» Task statement:
Show each line of the data below that has the string "this" in it.

» Input:
___
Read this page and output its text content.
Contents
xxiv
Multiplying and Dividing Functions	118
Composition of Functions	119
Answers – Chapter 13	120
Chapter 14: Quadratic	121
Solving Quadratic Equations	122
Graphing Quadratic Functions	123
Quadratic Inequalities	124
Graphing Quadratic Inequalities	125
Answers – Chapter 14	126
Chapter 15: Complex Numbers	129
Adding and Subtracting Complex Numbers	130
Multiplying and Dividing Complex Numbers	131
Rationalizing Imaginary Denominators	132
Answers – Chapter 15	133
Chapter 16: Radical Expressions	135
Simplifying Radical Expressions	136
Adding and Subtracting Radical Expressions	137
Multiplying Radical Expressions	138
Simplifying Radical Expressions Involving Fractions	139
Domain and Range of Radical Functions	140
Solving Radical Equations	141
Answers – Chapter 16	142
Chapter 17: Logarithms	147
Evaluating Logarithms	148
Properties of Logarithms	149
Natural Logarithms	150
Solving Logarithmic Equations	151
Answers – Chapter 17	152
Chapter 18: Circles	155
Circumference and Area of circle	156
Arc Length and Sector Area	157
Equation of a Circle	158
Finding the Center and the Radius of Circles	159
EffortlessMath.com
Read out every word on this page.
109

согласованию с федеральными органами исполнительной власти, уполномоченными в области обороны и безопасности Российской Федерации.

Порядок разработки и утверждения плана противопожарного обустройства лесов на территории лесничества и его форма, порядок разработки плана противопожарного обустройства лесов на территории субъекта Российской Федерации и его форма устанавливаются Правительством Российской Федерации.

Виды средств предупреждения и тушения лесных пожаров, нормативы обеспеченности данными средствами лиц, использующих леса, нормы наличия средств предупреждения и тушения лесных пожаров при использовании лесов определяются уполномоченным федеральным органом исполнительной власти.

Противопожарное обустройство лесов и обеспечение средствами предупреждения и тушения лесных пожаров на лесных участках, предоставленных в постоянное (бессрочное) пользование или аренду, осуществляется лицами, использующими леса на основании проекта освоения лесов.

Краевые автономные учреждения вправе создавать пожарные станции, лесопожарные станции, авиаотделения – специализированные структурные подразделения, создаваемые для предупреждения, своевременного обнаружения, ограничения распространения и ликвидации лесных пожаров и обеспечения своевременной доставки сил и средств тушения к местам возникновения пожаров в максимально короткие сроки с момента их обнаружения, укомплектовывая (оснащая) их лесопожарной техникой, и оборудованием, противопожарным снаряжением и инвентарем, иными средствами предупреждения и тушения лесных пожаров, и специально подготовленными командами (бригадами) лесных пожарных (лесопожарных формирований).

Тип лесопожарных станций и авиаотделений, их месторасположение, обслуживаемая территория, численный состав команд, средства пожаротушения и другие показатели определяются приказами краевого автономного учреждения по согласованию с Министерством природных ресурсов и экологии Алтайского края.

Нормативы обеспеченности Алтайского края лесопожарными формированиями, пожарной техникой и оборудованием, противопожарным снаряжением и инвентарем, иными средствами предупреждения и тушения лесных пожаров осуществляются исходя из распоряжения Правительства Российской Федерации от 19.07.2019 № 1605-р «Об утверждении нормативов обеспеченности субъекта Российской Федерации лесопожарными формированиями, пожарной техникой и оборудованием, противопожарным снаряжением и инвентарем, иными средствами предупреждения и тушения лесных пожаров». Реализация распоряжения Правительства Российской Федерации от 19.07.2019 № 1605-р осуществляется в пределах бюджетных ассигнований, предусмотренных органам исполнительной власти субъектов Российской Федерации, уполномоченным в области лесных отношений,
___
» Finished answer:
Read this page and output its text content.
Read out every word on this page.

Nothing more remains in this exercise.